书面练习 1 ▸ 根据龙珠题目的页面摘录，用一到三句话说明悟空为什么打算乘坐筋斗云（Flying Nimbus Cloud）去收集龙珠。
书面练习 2 ▸ 请续写龙珠题目的页面摘录，从最后一句之后接着往下写。

Five hundred years later, the number of dragon balls will increase unexpectedly, so it's too difficult for Monkey King(WuKong) to gather all of the dragon balls together. 

                                                                    


His country has N cities and there are exactly N dragon balls in the world. At first, for the ith dragon ball, the sacred dragon will puts it in the ith city. Through long years, some cities' dragon ball(s) would be transported to other cities. To save physical strength WuKong plans to take Flying Nimbus Cloud, a magical flying cloud to gather dragon balls. 
Every time WuKong will collect the information of one dragon ball, he will ask you the information of that ball. You must tell him which city the ball is located and how many dragon balls are there in that city, you also need to tell him how many times the ball has been transported so far.

Input

The first line of the input is a single positive integer T(0 < T <= 100). 
For each case, the first line contains two integers: N and Q (2 < N <= 10000 , 2 < Q <= 10000). 
Each of the following Q lines contains either a fact or a question as the follow format: 
  T A B : All the dragon balls which are in the same city with A have been transported to the city the Bth ball in. You can assume that the two cities are different. 
  Q A : WuKong want to know X (the id of the city Ath ball is in), Y (the count of balls in Xth city) and Z (the tranporting times of the Ath ball). (1 <= A, B <= N)

Output

For each test case, output the test case number formated as sample output. Then for each query, output a line with three integers X Y Z saparated by a blank space.

材料部分 ▸
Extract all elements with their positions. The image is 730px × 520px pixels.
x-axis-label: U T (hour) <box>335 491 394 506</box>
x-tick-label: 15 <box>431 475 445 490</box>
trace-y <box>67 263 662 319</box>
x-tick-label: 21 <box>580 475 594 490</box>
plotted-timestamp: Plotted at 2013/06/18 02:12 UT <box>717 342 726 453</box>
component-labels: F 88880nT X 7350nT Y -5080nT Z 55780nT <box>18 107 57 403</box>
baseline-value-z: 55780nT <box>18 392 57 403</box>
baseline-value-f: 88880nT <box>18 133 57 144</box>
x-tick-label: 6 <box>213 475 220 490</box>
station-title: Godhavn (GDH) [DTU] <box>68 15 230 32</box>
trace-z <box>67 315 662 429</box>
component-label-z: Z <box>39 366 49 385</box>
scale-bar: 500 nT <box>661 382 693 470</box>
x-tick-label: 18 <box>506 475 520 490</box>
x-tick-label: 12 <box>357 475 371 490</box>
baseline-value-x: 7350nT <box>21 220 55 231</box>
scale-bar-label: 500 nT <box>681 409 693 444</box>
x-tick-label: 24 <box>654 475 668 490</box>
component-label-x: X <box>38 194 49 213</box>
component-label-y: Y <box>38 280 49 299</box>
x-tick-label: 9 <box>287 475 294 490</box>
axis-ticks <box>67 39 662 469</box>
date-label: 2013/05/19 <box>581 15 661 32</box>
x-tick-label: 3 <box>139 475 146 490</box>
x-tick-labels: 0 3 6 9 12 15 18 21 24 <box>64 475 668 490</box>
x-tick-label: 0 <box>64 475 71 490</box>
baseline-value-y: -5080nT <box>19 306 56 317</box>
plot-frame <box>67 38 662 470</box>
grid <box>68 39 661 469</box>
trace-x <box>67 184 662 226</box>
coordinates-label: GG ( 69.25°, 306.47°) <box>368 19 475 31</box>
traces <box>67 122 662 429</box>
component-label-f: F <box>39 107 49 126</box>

正确答案 1 ▸ 悟空打算乘坐筋斗云这种会飞的魔法云去收集龙珠，是为了节省体力。

正确答案 2 ▸
Sample Input

2
3 3
T 1 2
T 3 2
Q 2
3 4
T 1 2
Q 1
T 1 3
Q 1

Sample Output

Case 1:
2 3 0
Case 2:
2 2 1
3 3 2

題目大意:

初始時,有n個龍珠,編號從1到n,分別對應的放在編號從1到n的城市中。

現在又2種操作:

T A B,表示把A球所在城市全部的龍珠全部轉移到B城市。(第一次時,因為A球所在的城市只有一個球,所以只移動1個,如果有多個,則全部移動)。

Q A,表示查詢A。要求得到的資訊分別是:A現在所在的城市,A所在城市的龍珠數目,A轉移到該城市移動的次數(如果沒有移動就輸出0)

解題思路:

每次移動時,我只需要把這個城市的根結點的轉移次數+1,等到以後路徑壓縮時,子結點自己移動的次數加上根結點移動的次數,就是這個結點總共的移動次數,這個是在find函式裡面實現的,總體還是城市是固定的,每個子節點的移動次數都儲存在它最開始所待的城市裡面,在呼叫find函式時,它會加上它的根節點的移動次數,這樣就是它的總的移動次數。

遞迴路徑壓縮原理:

比如有4層,根結點為1,然後第二層2,第三層3,第四層4.那麼,第一層路徑壓縮過程中進入第二層,然後第三層,然後第四層,第四層也就是根,找到根結點,返回第三層,第三層+上第四層的轉移次數,然後返回第二層,第二層轉移次數加上第三層轉移次數,返回第一層,第一層轉移次數加上第二層轉移次數,同時,在這個過程中也把下面3層的結點的父節點直接更新為和根結點,也就是1相連,查詢結束後,稱為2層結構,根結點1在一層,234都處於第二層

程式碼:

/*
本題必須用scanf和printf,不然會超時 
*/
#include <iostream>
#include <cstdio>
#include <algorithm>
#include <string.h>
using namespace std;
struct city
{
	int parent;//父節點,當前這個點指向的點 
	int son;//子節點,有多少點指向當前點(包括自己) 
	int t;//移動次數 
}f[10005];
int find(int x)
{
	if(x==f[x].parent)
	return x;
	else
	{
		int temp=f[x].parent;
		f[x].parent=find(f[x].parent);//路徑壓縮的遞迴實現 
		f[x].t+=f[temp].t; 
		return f[x].parent;
	}
}
void join(int x,int y)
{
	int root1=find(x);
	int root2=find(y);
	if(root1!=root2)
	{
		f[root1].parent=root2;
		f[root1].t++;
		f[root2].son+=f[root1].son;//合併 
		f[root1].son=0;
	}
}
int main()
{
	char s;
	int n,m,i,j,k,root;
	int t;
	int c=1;
	scanf("%d",&t);
	while(t--)
	{
		scanf("%d %d",&n,&m);
		for(i=1;i<=n;i++)
		{
			f[i].parent=i;
			f[i].son=1;
			f[i].t=0;
		}
		printf("Case %d:\n", c++);
		while(m--)
		{
			cin>>s;
			if(s=='T')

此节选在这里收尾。